[SET PROBLEM]:
Quote every line of the material beneath this one.

==*==

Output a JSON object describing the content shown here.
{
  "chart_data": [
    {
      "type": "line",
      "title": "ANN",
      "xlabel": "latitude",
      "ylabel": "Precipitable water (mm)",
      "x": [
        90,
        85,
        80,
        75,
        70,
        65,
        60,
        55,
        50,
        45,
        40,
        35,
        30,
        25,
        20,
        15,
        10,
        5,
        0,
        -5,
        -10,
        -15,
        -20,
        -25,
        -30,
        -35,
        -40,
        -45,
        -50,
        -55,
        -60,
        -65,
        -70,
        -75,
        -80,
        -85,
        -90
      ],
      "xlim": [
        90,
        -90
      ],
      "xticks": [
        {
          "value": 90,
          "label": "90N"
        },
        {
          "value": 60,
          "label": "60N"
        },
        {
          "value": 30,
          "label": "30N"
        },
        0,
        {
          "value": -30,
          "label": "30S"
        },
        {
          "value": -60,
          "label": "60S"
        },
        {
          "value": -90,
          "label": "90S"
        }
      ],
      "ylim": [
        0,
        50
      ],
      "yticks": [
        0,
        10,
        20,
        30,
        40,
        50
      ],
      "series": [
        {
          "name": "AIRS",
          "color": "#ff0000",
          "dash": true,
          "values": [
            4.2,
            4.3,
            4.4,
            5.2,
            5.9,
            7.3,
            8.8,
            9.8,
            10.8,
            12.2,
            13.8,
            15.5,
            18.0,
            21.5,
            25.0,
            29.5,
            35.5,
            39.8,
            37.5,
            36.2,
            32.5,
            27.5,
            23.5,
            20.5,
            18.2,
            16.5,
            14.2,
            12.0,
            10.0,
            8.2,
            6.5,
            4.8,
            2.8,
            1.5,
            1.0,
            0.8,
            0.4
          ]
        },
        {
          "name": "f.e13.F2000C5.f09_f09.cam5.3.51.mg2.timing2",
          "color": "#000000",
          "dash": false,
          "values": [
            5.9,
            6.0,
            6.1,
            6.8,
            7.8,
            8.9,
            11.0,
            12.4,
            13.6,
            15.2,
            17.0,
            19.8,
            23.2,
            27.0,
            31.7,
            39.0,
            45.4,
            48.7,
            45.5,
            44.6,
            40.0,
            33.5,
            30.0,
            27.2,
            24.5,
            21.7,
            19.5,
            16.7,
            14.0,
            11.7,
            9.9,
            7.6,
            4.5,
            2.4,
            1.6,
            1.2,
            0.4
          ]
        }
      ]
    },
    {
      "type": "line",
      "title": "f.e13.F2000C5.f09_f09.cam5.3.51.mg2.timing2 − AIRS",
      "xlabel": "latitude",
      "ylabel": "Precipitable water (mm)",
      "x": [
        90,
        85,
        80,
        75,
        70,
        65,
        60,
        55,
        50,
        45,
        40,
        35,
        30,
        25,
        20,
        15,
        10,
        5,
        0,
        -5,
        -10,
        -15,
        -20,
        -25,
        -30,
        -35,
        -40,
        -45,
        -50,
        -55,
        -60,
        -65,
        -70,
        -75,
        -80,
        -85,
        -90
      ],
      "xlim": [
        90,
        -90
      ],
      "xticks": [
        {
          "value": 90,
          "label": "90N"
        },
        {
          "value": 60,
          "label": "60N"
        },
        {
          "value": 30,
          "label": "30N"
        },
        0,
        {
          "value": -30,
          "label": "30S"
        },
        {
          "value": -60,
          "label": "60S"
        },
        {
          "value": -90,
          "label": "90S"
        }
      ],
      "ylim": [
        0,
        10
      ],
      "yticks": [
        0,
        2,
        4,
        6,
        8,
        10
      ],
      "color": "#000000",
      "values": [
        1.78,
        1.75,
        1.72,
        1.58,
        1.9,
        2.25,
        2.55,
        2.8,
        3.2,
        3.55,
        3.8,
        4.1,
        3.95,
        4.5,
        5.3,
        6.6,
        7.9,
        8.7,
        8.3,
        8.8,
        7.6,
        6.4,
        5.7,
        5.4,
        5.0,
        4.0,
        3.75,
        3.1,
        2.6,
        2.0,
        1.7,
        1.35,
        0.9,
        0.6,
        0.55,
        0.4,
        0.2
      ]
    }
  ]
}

==*==

[EXERCISE RESULT]:
Output a JSON object describing the content shown here.
{
  "chart_data": [
    {
      "type": "line",
      "title": "ANN",
      "xlabel": "latitude",
      "ylabel": "Precipitable water (mm)",
      "x": [
        90,
        85,
        80,
        75,
        70,
        65,
        60,
        55,
        50,
        45,
        40,
        35,
        30,
        25,
        20,
        15,
        10,
        5,
        0,
        -5,
        -10,
        -15,
        -20,
        -25,
        -30,
        -35,
        -40,
        -45,
        -50,
        -55,
        -60,
        -65,
        -70,
        -75,
        -80,
        -85,
        -90
      ],
      "xlim": [
        90,
        -90
      ],
      "xticks": [
        {
          "value": 90,
          "label": "90N"
        },
        {
          "value": 60,
          "label": "60N"
        },
        {
          "value": 30,
          "label": "30N"
        },
        0,
        {
          "value": -30,
          "label": "30S"
        },
        {
          "value": -60,
          "label": "60S"
        },
        {
          "value": -90,
          "label": "90S"
        }
      ],
      "ylim": [
        0,
        50
      ],
      "yticks": [
        0,
        10,
        20,
        30,
        40,
        50
      ],
      "series": [
        {
          "name": "AIRS",
          "color": "#ff0000",
          "dash": true,
          "values": [
            4.2,
            4.3,
            4.4,
            5.2,
            5.9,
            7.3,
            8.8,
            9.8,
            10.8,
            12.2,
            13.8,
            15.5,
            18.0,
            21.5,
            25.0,
            29.5,
            35.5,
            39.8,
            37.5,
            36.2,
            32.5,
            27.5,
            23.5,
            20.5,
            18.2,
            16.5,
            14.2,
            12.0,
            10.0,
            8.2,
            6.5,
            4.8,
            2.8,
            1.5,
            1.0,
            0.8,
            0.4
          ]
        },
        {
          "name": "f.e13.F2000C5.f09_f09.cam5.3.51.mg2.timing2",
          "color": "#000000",
          "dash": false,
          "values": [
            5.9,
            6.0,
            6.1,
            6.8,
            7.8,
            8.9,
            11.0,
            12.4,
            13.6,
            15.2,
            17.0,
            19.8,
            23.2,
            27.0,
            31.7,
            39.0,
            45.4,
            48.7,
            45.5,
            44.6,
            40.0,
            33.5,
            30.0,
            27.2,
            24.5,
            21.7,
            19.5,
            16.7,
            14.0,
            11.7,
            9.9,
            7.6,
            4.5,
            2.4,
            1.6,
            1.2,
            0.4
          ]
        }
      ]
    },
    {
      "type": "line",
      "title": "f.e13.F2000C5.f09_f09.cam5.3.51.mg2.timing2 − AIRS",
      "xlabel": "latitude",
      "ylabel": "Precipitable water (mm)",
      "x": [
        90,
        85,
        80,
        75,
        70,
        65,
        60,
        55,
        50,
        45,
        40,
        35,
        30,
        25,
        20,
        15,
        10,
        5,
        0,
        -5,
        -10,
        -15,
        -20,
        -25,
        -30,
        -35,
        -40,
        -45,
        -50,
        -55,
        -60,
        -65,
        -70,
        -75,
        -80,
        -85,
        -90
      ],
      "xlim": [
        90,
        -90
      ],
      "xticks": [
        {
          "value": 90,
          "label": "90N"
        },
        {
          "value": 60,
          "label": "60N"
        },
        {
          "value": 30,
          "label": "30N"
        },
        0,
        {
          "value": -30,
          "label": "30S"
        },
        {
          "value": -60,
          "label": "60S"
        },
        {
          "value": -90,
          "label": "90S"
        }
      ],
      "ylim": [
        0,
        10
      ],
      "yticks": [
        0,
        2,
        4,
        6,
        8,
        10
      ],
      "color": "#000000",
      "values": [
        1.78,
        1.75,
        1.72,
        1.58,
        1.9,
        2.25,
        2.55,
        2.8,
        3.2,
        3.55,
        3.8,
        4.1,
        3.95,
        4.5,
        5.3,
        6.6,
        7.9,
        8.7,
        8.3,
        8.8,
        7.6,
        6.4,
        5.7,
        5.4,
        5.0,
        4.0,
        3.75,
        3.1,
        2.6,
        2.0,
        1.7,
        1.35,
        0.9,
        0.6,
        0.55,
        0.4,
        0.2
      ]
    }
  ]
}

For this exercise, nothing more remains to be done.